• _Short task_: Search the data for the word "وأما" and copy every line that contains it.

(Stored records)
..........
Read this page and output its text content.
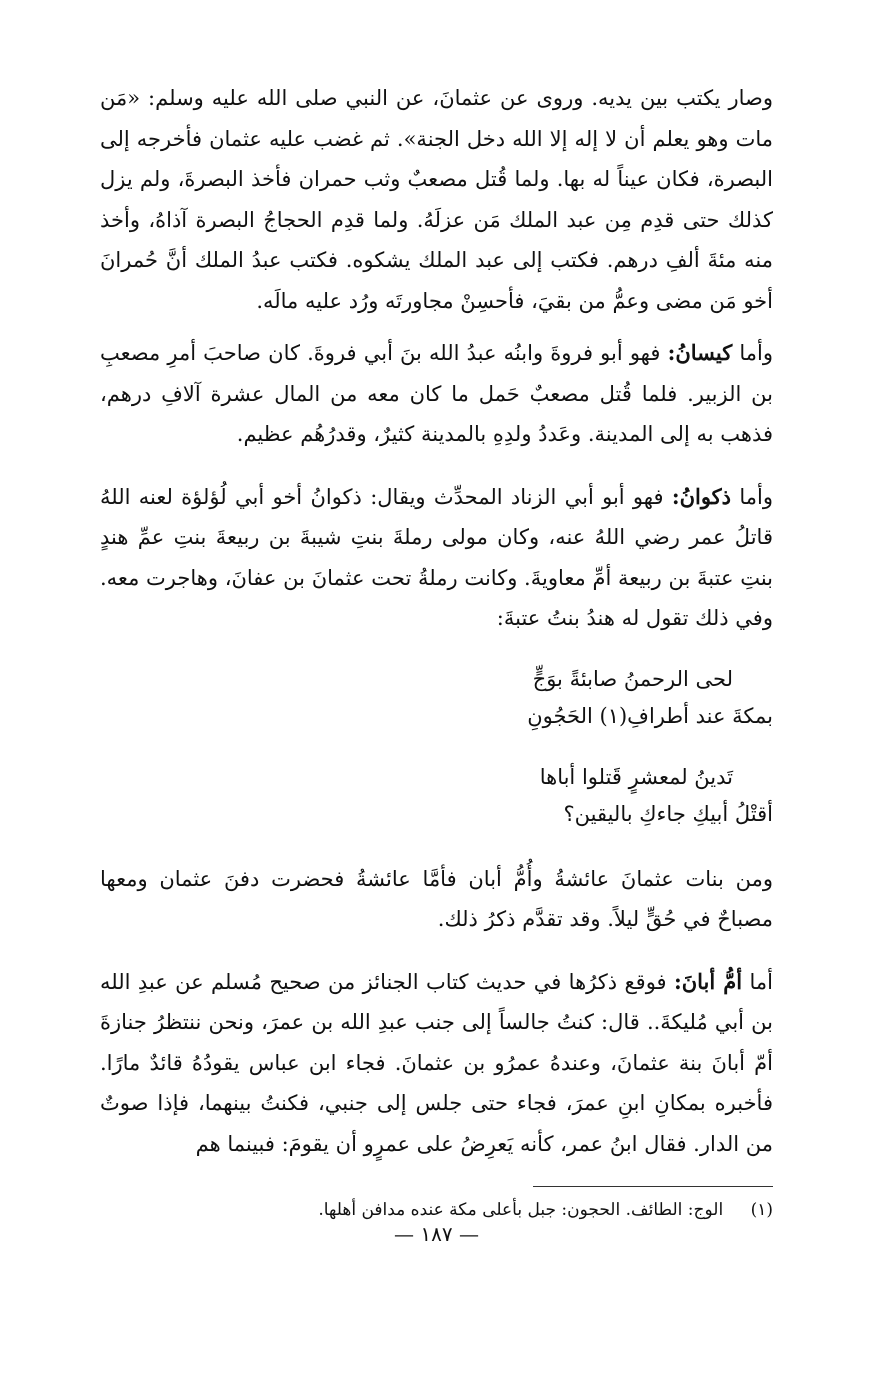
وصار يكتب بين يديه. وروى عن عثمانَ، عن النبي صلى الله عليه وسلم: «مَن مات وهو يعلم أن لا إله إلا الله دخل الجنة». ثم غضب عليه عثمان فأخرجه إلى البصرة، فكان عيناً له بها. ولما قُتل مصعبٌ وثب حمران فأخذ البصرةَ، ولم يزل كذلك حتى قدِم مِن عبد الملك مَن عزلَهُ. ولما قدِم الحجاجُ البصرة آذاهُ، وأخذ منه مئةَ ألفِ درهم. فكتب إلى عبد الملك يشكوه. فكتب عبدُ الملك أنَّ حُمرانَ أخو مَن مضى وعمُّ من بقيَ، فأحسِنْ مجاورتَه ورُد عليه مالَه.

وأما كيسانُ: فهو أبو فروةَ وابنُه عبدُ الله بنَ أبي فروةَ. كان صاحبَ أمرِ مصعبِ بن الزبير. فلما قُتل مصعبٌ حَمل ما كان معه من المال عشرة آلافِ درهم، فذهب به إلى المدينة. وعَددُ ولدِهِ بالمدينة كثيرٌ، وقدرُهُم عظيم.

وأما ذكوانُ: فهو أبو أبي الزناد المحدِّث ويقال: ذكوانُ أخو أبي لُؤلؤة لعنه اللهُ قاتلُ عمر رضي اللهُ عنه، وكان مولى رملةَ بنتِ شيبةَ بن ربيعةَ بنتِ عمِّ هندٍ بنتِ عتبةَ بن ربيعة أمِّ معاويةَ. وكانت رملةُ تحت عثمانَ بن عفانَ، وهاجرت معه. وفي ذلك تقول له هندُ بنتُ عتبةَ:

لحى الرحمنُ صابئةً بوَجٍّ
بمكةَ عند أطرافِ(١) الحَجُونِ
تَدينُ لمعشرٍ قَتلوا أباها
أقتْلُ أبيكِ جاءكِ باليقين؟

ومن بنات عثمانَ عائشةُ وأُمُّ أبان فأمَّا عائشةُ فحضرت دفنَ عثمان ومعها مصباحٌ في حُقٍّ ليلاً. وقد تقدَّم ذكرُ ذلك.

أما أمُّ أبانَ: فوقع ذكرُها في حديث كتاب الجنائز من صحيح مُسلم عن عبدِ الله بن أبي مُليكةَ.. قال: كنتُ جالساً إلى جنب عبدِ الله بن عمرَ، ونحن ننتظرُ جنازةَ أمّ أبانَ بنة عثمانَ، وعندهُ عمرُو بن عثمانَ. فجاء ابن عباس يقودُهُ قائدٌ مارًا. فأخبره بمكانِ ابنِ عمرَ، فجاء حتى جلس إلى جنبي، فكنتُ بينهما، فإذا صوتٌ من الدار. فقال ابنُ عمر، كأنه يَعرِضُ على عمرٍو أن يقومَ: فبينما هم

(١) الوج: الطائف. الحجون: جبل بأعلى مكة عنده مدافن أهلها.
— ١٨٧ —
..........
• _In response_:
وأما كيسانُ: فهو أبو فروةَ وابنُه عبدُ الله بنَ أبي فروةَ. كان صاحبَ أمرِ مصعبِ بن الزبير. فلما قُتل مصعبٌ حَمل ما كان معه من المال عشرة آلافِ درهم، فذهب به إلى المدينة. وعَددُ ولدِهِ بالمدينة كثيرٌ، وقدرُهُم عظيم.
وأما ذكوانُ: فهو أبو أبي الزناد المحدِّث ويقال: ذكوانُ أخو أبي لُؤلؤة لعنه اللهُ قاتلُ عمر رضي اللهُ عنه، وكان مولى رملةَ بنتِ شيبةَ بن ربيعةَ بنتِ عمِّ هندٍ بنتِ عتبةَ بن ربيعة أمِّ معاويةَ. وكانت رملةُ تحت عثمانَ بن عفانَ، وهاجرت معه. وفي ذلك تقول له هندُ بنتُ عتبةَ:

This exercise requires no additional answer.